**Record extracts:**
* BEGIN *

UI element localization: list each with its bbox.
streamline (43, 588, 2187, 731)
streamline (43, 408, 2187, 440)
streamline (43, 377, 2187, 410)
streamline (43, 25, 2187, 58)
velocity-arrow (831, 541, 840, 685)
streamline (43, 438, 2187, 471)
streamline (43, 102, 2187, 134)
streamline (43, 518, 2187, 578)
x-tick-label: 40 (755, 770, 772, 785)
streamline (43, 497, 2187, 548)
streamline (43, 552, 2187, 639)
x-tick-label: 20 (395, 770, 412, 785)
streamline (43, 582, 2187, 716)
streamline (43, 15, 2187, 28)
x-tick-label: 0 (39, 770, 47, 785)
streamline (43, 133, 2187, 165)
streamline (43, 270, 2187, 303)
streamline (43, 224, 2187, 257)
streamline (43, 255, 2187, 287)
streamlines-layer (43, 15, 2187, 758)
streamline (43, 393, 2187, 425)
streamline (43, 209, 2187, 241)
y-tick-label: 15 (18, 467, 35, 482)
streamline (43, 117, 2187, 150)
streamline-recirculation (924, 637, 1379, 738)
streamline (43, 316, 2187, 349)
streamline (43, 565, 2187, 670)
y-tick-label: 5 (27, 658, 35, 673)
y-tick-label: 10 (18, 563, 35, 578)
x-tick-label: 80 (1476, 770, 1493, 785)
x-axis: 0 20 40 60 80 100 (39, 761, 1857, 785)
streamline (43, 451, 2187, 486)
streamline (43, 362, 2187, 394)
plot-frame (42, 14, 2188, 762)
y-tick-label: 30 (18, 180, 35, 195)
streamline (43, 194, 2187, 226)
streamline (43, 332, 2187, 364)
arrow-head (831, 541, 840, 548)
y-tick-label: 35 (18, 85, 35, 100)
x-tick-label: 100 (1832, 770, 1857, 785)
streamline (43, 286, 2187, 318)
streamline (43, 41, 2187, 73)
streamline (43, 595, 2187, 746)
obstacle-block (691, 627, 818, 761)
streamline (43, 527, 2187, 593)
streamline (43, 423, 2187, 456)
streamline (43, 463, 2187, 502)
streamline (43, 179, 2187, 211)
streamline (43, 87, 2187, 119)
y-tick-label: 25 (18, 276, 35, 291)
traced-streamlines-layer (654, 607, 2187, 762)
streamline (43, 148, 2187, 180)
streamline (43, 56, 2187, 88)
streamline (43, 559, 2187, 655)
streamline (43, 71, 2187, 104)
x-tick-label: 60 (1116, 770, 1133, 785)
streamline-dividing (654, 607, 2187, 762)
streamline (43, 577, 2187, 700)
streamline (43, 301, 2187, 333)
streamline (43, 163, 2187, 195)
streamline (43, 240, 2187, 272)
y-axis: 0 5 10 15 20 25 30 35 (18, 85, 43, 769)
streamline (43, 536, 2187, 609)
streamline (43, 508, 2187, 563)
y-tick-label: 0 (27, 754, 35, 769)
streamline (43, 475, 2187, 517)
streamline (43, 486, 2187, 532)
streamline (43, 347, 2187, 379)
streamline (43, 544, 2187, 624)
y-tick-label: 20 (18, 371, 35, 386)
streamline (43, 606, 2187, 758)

* END *

**What you will do:**
Reproduce the listing above, swapping "obstacle-block" for "barrier-block" and leaving every other line unchanged.

**The solution:**
UI element localization: list each with its bbox.
streamline (43, 588, 2187, 731)
streamline (43, 408, 2187, 440)
streamline (43, 377, 2187, 410)
streamline (43, 25, 2187, 58)
velocity-arrow (831, 541, 840, 685)
streamline (43, 438, 2187, 471)
streamline (43, 102, 2187, 134)
streamline (43, 518, 2187, 578)
x-tick-label: 40 (755, 770, 772, 785)
streamline (43, 497, 2187, 548)
streamline (43, 552, 2187, 639)
x-tick-label: 20 (395, 770, 412, 785)
streamline (43, 582, 2187, 716)
streamline (43, 15, 2187, 28)
x-tick-label: 0 (39, 770, 47, 785)
streamline (43, 133, 2187, 165)
streamline (43, 270, 2187, 303)
streamline (43, 224, 2187, 257)
streamline (43, 255, 2187, 287)
streamlines-layer (43, 15, 2187, 758)
streamline (43, 393, 2187, 425)
streamline (43, 209, 2187, 241)
y-tick-label: 15 (18, 467, 35, 482)
streamline (43, 117, 2187, 150)
streamline-recirculation (924, 637, 1379, 738)
streamline (43, 316, 2187, 349)
streamline (43, 565, 2187, 670)
y-tick-label: 5 (27, 658, 35, 673)
y-tick-label: 10 (18, 563, 35, 578)
x-tick-label: 80 (1476, 770, 1493, 785)
x-axis: 0 20 40 60 80 100 (39, 761, 1857, 785)
streamline (43, 451, 2187, 486)
streamline (43, 362, 2187, 394)
plot-frame (42, 14, 2188, 762)
y-tick-label: 30 (18, 180, 35, 195)
streamline (43, 194, 2187, 226)
streamline (43, 332, 2187, 364)
arrow-head (831, 541, 840, 548)
y-tick-label: 35 (18, 85, 35, 100)
x-tick-label: 100 (1832, 770, 1857, 785)
streamline (43, 286, 2187, 318)
streamline (43, 41, 2187, 73)
streamline (43, 595, 2187, 746)
barrier-block (691, 627, 818, 761)
streamline (43, 527, 2187, 593)
streamline (43, 423, 2187, 456)
streamline (43, 463, 2187, 502)
streamline (43, 179, 2187, 211)
streamline (43, 87, 2187, 119)
y-tick-label: 25 (18, 276, 35, 291)
traced-streamlines-layer (654, 607, 2187, 762)
streamline (43, 148, 2187, 180)
streamline (43, 56, 2187, 88)
streamline (43, 559, 2187, 655)
streamline (43, 71, 2187, 104)
x-tick-label: 60 (1116, 770, 1133, 785)
streamline-dividing (654, 607, 2187, 762)
streamline (43, 577, 2187, 700)
streamline (43, 301, 2187, 333)
streamline (43, 163, 2187, 195)
streamline (43, 240, 2187, 272)
y-axis: 0 5 10 15 20 25 30 35 (18, 85, 43, 769)
streamline (43, 536, 2187, 609)
streamline (43, 508, 2187, 563)
y-tick-label: 0 (27, 754, 35, 769)
streamline (43, 475, 2187, 517)
streamline (43, 486, 2187, 532)
streamline (43, 347, 2187, 379)
streamline (43, 544, 2187, 624)
y-tick-label: 20 (18, 371, 35, 386)
streamline (43, 606, 2187, 758)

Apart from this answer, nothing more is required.